━━━ Supplied records

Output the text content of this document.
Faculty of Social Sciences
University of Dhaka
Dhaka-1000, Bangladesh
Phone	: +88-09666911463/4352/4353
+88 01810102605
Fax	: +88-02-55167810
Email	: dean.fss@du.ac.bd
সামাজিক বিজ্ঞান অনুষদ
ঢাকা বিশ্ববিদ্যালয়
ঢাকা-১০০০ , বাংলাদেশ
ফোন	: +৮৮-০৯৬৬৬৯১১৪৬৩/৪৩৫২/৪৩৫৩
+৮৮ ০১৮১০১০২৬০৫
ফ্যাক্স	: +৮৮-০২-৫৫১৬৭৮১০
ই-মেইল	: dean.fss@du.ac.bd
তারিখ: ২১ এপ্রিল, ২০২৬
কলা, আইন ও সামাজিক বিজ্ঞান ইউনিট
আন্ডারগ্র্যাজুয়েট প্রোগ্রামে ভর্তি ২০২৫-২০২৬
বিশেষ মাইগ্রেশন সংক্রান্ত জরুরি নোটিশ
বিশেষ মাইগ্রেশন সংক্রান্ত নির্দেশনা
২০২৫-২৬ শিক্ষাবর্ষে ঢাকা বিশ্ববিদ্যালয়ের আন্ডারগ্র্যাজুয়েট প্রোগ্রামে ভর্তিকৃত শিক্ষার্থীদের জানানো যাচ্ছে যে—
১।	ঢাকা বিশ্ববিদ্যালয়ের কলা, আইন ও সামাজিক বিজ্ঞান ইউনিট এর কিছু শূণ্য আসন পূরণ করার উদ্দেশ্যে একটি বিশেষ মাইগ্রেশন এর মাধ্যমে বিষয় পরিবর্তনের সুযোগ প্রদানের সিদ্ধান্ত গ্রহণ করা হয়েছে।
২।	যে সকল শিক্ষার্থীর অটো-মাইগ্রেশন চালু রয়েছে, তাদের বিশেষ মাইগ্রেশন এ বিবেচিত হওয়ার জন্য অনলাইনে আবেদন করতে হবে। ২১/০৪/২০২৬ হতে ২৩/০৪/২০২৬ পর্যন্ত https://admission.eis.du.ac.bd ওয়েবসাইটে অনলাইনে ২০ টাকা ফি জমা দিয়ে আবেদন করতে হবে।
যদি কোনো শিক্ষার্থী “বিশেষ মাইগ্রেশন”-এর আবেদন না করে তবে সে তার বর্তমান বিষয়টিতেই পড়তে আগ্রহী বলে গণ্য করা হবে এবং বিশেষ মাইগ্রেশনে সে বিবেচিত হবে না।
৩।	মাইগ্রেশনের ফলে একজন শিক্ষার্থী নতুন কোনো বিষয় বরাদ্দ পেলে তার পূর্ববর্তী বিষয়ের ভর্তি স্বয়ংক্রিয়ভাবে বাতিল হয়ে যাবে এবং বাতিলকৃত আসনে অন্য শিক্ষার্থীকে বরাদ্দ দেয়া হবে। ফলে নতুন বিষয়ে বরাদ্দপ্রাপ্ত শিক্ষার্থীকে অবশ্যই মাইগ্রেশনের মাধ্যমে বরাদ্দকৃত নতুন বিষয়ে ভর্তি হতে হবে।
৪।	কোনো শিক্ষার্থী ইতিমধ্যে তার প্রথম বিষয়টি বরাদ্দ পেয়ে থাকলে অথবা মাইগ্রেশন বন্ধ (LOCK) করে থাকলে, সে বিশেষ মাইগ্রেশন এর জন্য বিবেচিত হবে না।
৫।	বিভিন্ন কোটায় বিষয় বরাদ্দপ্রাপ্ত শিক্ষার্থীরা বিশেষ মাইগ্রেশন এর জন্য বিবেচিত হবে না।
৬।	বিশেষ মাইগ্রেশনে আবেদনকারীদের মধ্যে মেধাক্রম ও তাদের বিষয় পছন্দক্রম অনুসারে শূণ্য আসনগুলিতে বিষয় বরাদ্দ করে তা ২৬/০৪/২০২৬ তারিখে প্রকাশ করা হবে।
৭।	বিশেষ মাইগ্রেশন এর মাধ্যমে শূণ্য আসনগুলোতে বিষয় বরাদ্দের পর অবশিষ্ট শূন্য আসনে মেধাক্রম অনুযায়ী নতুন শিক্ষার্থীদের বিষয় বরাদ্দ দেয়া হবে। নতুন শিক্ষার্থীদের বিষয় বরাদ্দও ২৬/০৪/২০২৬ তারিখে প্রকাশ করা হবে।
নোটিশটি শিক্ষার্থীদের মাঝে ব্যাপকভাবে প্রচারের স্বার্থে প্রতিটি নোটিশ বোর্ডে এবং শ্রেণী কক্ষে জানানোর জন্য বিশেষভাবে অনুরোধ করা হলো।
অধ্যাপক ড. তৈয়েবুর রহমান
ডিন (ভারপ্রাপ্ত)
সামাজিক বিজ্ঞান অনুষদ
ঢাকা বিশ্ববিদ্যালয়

━━━━━━

● **Description of the task**:
Only the number is wanted: count the lines of the records that hold the word "Dhaka".

● **Expected answer**:
2